== Input rows

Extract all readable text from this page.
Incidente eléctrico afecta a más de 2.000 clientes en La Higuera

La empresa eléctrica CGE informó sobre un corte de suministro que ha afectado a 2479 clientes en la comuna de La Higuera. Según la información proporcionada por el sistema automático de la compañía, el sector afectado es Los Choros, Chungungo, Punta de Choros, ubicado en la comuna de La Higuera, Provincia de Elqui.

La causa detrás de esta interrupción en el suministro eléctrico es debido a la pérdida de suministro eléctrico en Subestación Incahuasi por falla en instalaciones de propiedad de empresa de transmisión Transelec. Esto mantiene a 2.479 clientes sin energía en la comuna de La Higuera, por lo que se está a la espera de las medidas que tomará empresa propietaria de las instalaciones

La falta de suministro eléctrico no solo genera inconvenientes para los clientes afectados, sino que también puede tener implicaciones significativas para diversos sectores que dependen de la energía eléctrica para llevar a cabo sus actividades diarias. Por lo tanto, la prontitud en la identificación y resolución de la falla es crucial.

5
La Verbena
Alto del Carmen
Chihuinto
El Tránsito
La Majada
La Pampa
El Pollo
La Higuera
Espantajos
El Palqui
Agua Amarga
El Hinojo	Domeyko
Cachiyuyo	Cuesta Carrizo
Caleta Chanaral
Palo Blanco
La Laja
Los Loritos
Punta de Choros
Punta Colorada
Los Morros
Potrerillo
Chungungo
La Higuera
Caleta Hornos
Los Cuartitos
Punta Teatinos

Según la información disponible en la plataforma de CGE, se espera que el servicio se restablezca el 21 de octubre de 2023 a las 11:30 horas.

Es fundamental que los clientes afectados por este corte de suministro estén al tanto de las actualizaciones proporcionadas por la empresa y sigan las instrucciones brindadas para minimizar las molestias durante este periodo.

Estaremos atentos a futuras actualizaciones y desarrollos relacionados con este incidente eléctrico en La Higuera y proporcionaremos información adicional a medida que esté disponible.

====
== Input rows

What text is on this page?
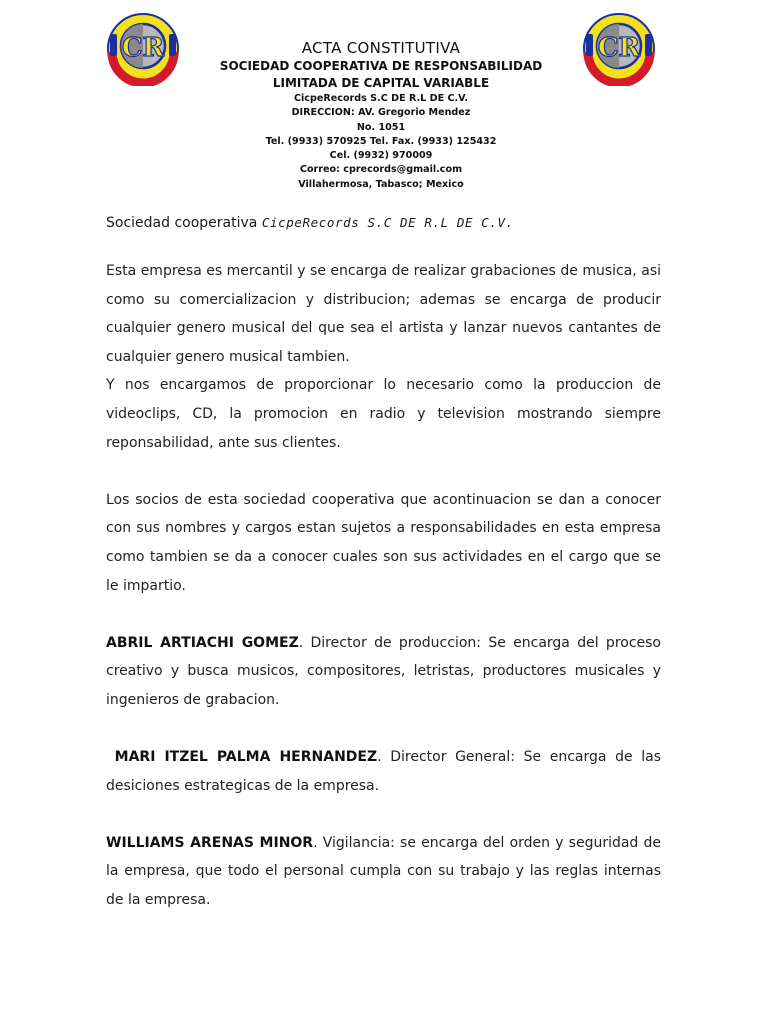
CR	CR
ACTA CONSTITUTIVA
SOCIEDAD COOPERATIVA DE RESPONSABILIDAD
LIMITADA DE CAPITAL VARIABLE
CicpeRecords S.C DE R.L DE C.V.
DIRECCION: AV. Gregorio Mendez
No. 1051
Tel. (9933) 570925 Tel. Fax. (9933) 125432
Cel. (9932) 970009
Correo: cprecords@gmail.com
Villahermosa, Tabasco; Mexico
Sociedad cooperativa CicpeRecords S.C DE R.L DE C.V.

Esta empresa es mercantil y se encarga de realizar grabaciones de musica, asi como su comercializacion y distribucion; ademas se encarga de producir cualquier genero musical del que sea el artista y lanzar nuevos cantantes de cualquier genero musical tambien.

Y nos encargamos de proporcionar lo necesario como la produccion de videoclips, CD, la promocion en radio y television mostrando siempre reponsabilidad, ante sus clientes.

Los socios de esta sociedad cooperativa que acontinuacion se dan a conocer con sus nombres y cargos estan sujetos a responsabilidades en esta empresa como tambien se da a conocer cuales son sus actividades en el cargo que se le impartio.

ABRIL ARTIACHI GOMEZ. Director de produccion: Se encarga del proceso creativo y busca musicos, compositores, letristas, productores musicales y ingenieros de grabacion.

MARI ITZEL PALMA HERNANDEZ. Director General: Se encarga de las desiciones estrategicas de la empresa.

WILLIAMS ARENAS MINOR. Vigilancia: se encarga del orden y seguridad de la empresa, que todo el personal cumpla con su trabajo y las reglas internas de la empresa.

====

» The exercise
Show each line holding the word "comuna".

» Response below
La empresa eléctrica CGE informó sobre un corte de suministro que ha afectado a 2479 clientes en la comuna de La Higuera. Según la información proporcionada por el sistema automático de la compañía, el sector afectado es Los Choros, Chungungo, Punta de Choros, ubicado en la comuna de La Higuera, Provincia de Elqui.
La causa detrás de esta interrupción en el suministro eléctrico es debido a la pérdida de suministro eléctrico en Subestación Incahuasi por falla en instalaciones de propiedad de empresa de transmisión Transelec. Esto mantiene a 2.479 clientes sin energía en la comuna de La Higuera, por lo que se está a la espera de las medidas que tomará empresa propietaria de las instalaciones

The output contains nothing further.